Isolate every line in the data with the string "Математическая" and copy it.

(Dataset items)
+ + + + + + +
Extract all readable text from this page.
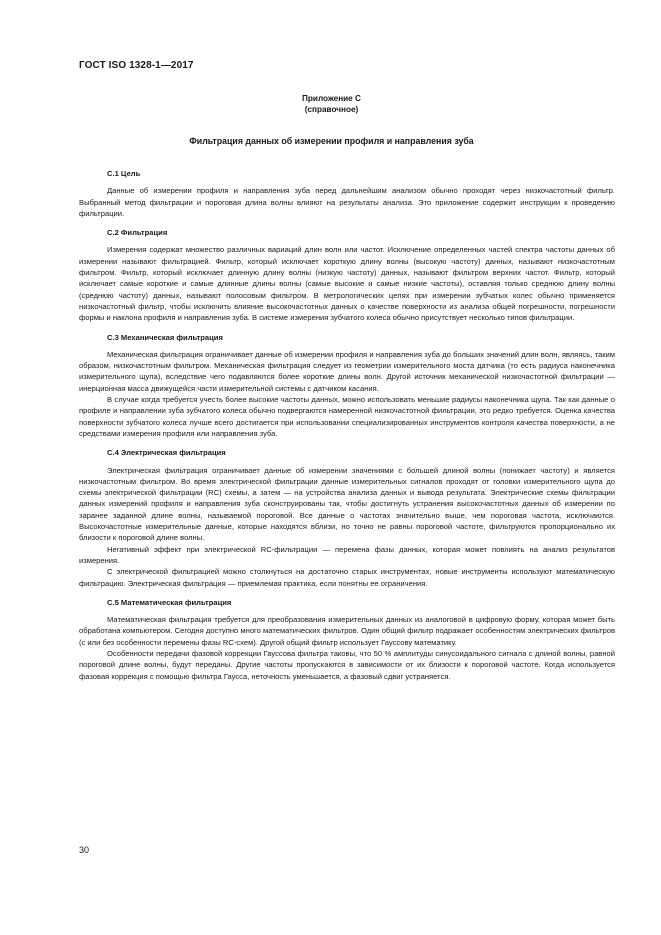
ГОСТ ISO 1328-1—2017
Приложение С
(справочное)
Фильтрация данных об измерении профиля и направления зуба
С.1 Цель

Данные об измерении профиля и направления зуба перед дальнейшим анализом обычно проходят через низкочастотный фильтр. Выбранный метод фильтрации и пороговая длина волны влияют на результаты анализа. Это приложение содержит инструкции к проведению фильтрации.

С.2 Фильтрация

Измерения содержат множество различных вариаций длин волн или частот. Исключение определенных частей спектра частоты данных об измерении называют фильтрацией. Фильтр, который исключает короткую длину волны (высокую частоту) данных, называют низкочастотным фильтром. Фильтр, который исключает длинную длину волны (низкую частоту) данных, называют фильтром верхних частот. Фильтр, который исключает самые короткие и самые длинные длины волны (самые высокие и самые низкие частоты), оставляя только среднюю длину волны (среднюю частоту) данных, называют полосовым фильтром. В метрологических целях при измерении зубчатых колес обычно применяется низкочастотный фильтр, чтобы исключить влияние высокочастотных данных о качестве поверхности из анализа общей погрешности, погрешности формы и наклона профиля и направления зуба. В системе измерения зубчатого колеса обычно присутствует несколько типов фильтрации.

С.3 Механическая фильтрация

Механическая фильтрация ограничивает данные об измерении профиля и направления зуба до больших значений длин волн, являясь, таким образом, низкочастотным фильтром. Механическая фильтрация следует из геометрии измерительного моста датчика (то есть радиуса наконечника измерительного щупа), вследствие чего подавляются более короткие длины волн. Другой источник механической низкочастотной фильтрации — инерционная масса движущейся части измерительной системы с датчиком касания.

В случае когда требуется учесть более высокие частоты данных, можно использовать меньшие радиусы наконечника щупа. Так как данные о профиле и направлении зуба зубчатого колеса обычно подвергаются намеренной низкочастотной фильтрации, это редко требуется. Оценка качества поверхности зубчатого колеса лучше всего достигается при использовании специализированных инструментов контроля качества поверхности, а не средствами измерения профиля или направления зуба.

С.4 Электрическая фильтрация

Электрическая фильтрация ограничивает данные об измерении значениями с большей длиной волны (понижает частоту) и является низкочастотным фильтром. Во время электрической фильтрации данные измерительных сигналов проходят от головки измерительного щупа до схемы электрической фильтрации (RC) схемы, а затем — на устройства анализа данных и вывода результата. Электрические схемы фильтрации данных измерений профиля и направления зуба сконструированы так, чтобы достигнуть устранения высокочастотных данных об измерении по заранее заданной длине волны, называемой пороговой. Все данные о частотах значительно выше, чем пороговая частота, исключаются. Высокочастотные измерительные данные, которые находятся вблизи, но точно не равны пороговой частоте, фильтруются пропорционально их близости к пороговой длине волны.

Негативный эффект при электрической RC-фильтрации — перемена фазы данных, которая может повлиять на анализ результатов измерения.

С электрической фильтрацией можно столкнуться на достаточно старых инструментах, новые инструменты используют математическую фильтрацию. Электрическая фильтрация — приемлемая практика, если понятны ее ограничения.

С.5 Математическая фильтрация

Математическая фильтрация требуется для преобразования измерительных данных из аналоговой в цифровую форму, которая может быть обработана компьютером. Сегодня доступно много математических фильтров. Один общий фильтр подражает особенностям электрических фильтров (с или без особенности перемены фазы RC-схем). Другой общий фильтр использует Гауссову математику.

Особенности передачи фазовой коррекции Гауссова фильтра таковы, что 50 % амплитуды синусоидального сигнала с длиной волны, равной пороговой длине волны, будут переданы. Другие частоты пропускаются в зависимости от их близости к пороговой частоте. Когда используется фазовая коррекция с помощью фильтра Гаусса, неточность уменьшается, а фазовый сдвиг устраняется.

30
+ + + + + + +
WRITTEN RESPONSE
С.5 Математическая фильтрация
Математическая фильтрация требуется для преобразования измерительных данных из аналоговой в цифровую форму, которая может быть обработана компьютером. Сегодня доступно много математических фильтров. Один общий фильтр подражает особенностям электрических фильтров (с или без особенности перемены фазы RC-схем). Другой общий фильтр использует Гауссову математику.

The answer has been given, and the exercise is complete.